**Data provided**
--- Start ---

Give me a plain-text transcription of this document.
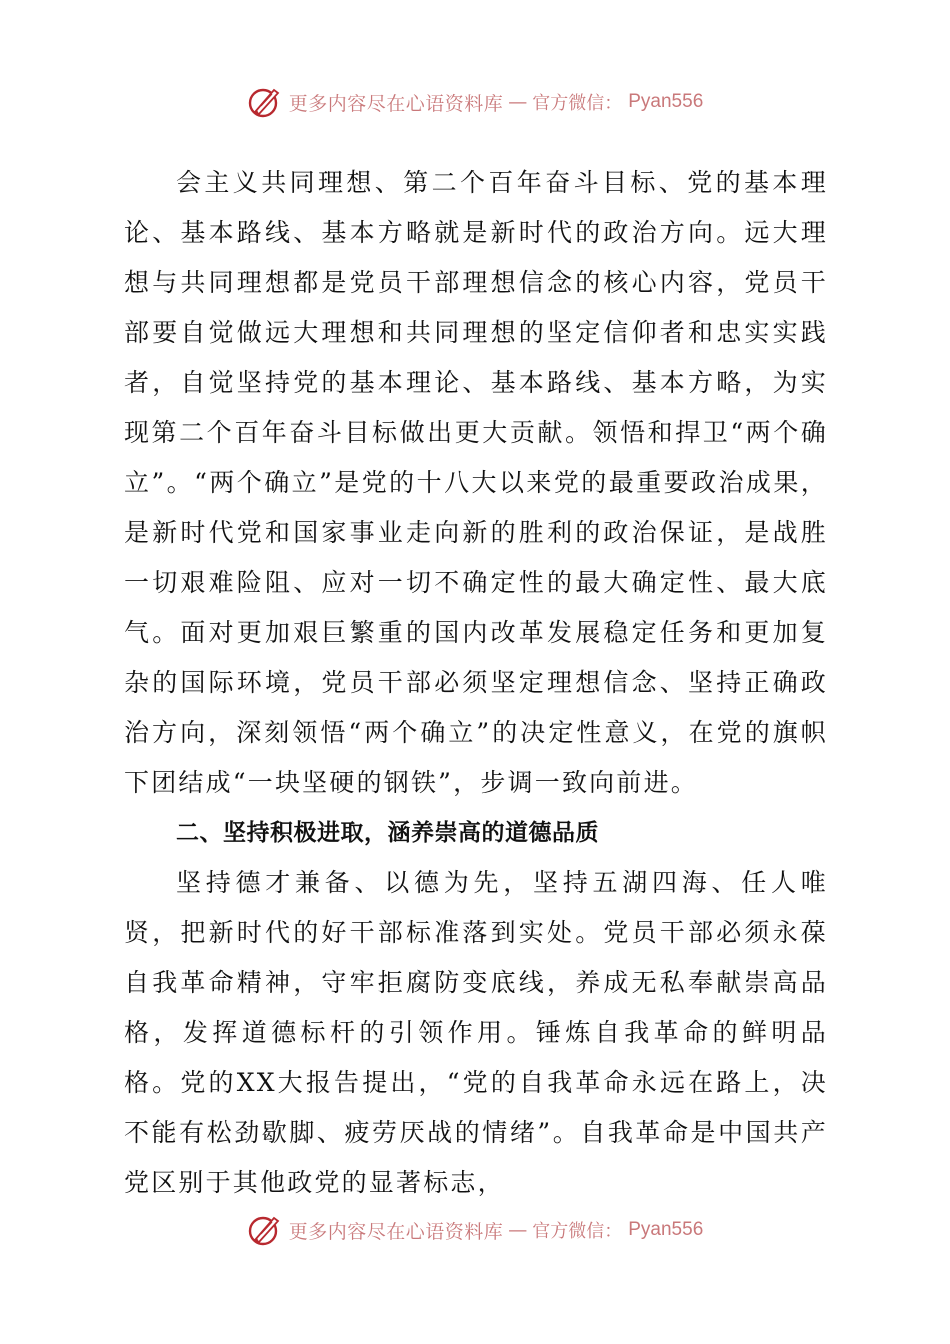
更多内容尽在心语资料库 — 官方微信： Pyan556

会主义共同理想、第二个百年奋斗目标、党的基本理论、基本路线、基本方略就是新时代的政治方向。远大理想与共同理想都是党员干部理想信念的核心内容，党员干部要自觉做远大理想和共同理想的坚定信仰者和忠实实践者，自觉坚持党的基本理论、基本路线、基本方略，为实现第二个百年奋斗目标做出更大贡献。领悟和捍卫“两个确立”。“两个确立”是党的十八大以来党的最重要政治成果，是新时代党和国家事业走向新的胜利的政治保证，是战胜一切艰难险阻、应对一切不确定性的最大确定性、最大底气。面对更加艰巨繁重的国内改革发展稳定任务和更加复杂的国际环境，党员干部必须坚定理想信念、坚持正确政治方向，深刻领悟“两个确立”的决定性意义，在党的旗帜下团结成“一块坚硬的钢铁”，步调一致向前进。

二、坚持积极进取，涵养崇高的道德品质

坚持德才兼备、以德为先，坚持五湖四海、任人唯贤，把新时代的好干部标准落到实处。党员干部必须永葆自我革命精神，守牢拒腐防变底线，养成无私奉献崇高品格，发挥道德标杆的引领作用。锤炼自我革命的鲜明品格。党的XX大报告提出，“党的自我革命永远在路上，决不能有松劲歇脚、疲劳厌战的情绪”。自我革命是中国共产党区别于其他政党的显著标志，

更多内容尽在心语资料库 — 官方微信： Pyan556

--- End ---

**Exercise brief**
Retype all of the entries exactly as written, leaving out any images.

**Response to the exercise**
Give me a plain-text transcription of this document.
更多内容尽在心语资料库 — 官方微信： Pyan556

会主义共同理想、第二个百年奋斗目标、党的基本理论、基本路线、基本方略就是新时代的政治方向。远大理想与共同理想都是党员干部理想信念的核心内容，党员干部要自觉做远大理想和共同理想的坚定信仰者和忠实实践者，自觉坚持党的基本理论、基本路线、基本方略，为实现第二个百年奋斗目标做出更大贡献。领悟和捍卫“两个确立”。“两个确立”是党的十八大以来党的最重要政治成果，是新时代党和国家事业走向新的胜利的政治保证，是战胜一切艰难险阻、应对一切不确定性的最大确定性、最大底气。面对更加艰巨繁重的国内改革发展稳定任务和更加复杂的国际环境，党员干部必须坚定理想信念、坚持正确政治方向，深刻领悟“两个确立”的决定性意义，在党的旗帜下团结成“一块坚硬的钢铁”，步调一致向前进。

二、坚持积极进取，涵养崇高的道德品质

坚持德才兼备、以德为先，坚持五湖四海、任人唯贤，把新时代的好干部标准落到实处。党员干部必须永葆自我革命精神，守牢拒腐防变底线，养成无私奉献崇高品格，发挥道德标杆的引领作用。锤炼自我革命的鲜明品格。党的XX大报告提出，“党的自我革命永远在路上，决不能有松劲歇脚、疲劳厌战的情绪”。自我革命是中国共产党区别于其他政党的显著标志，

更多内容尽在心语资料库 — 官方微信： Pyan556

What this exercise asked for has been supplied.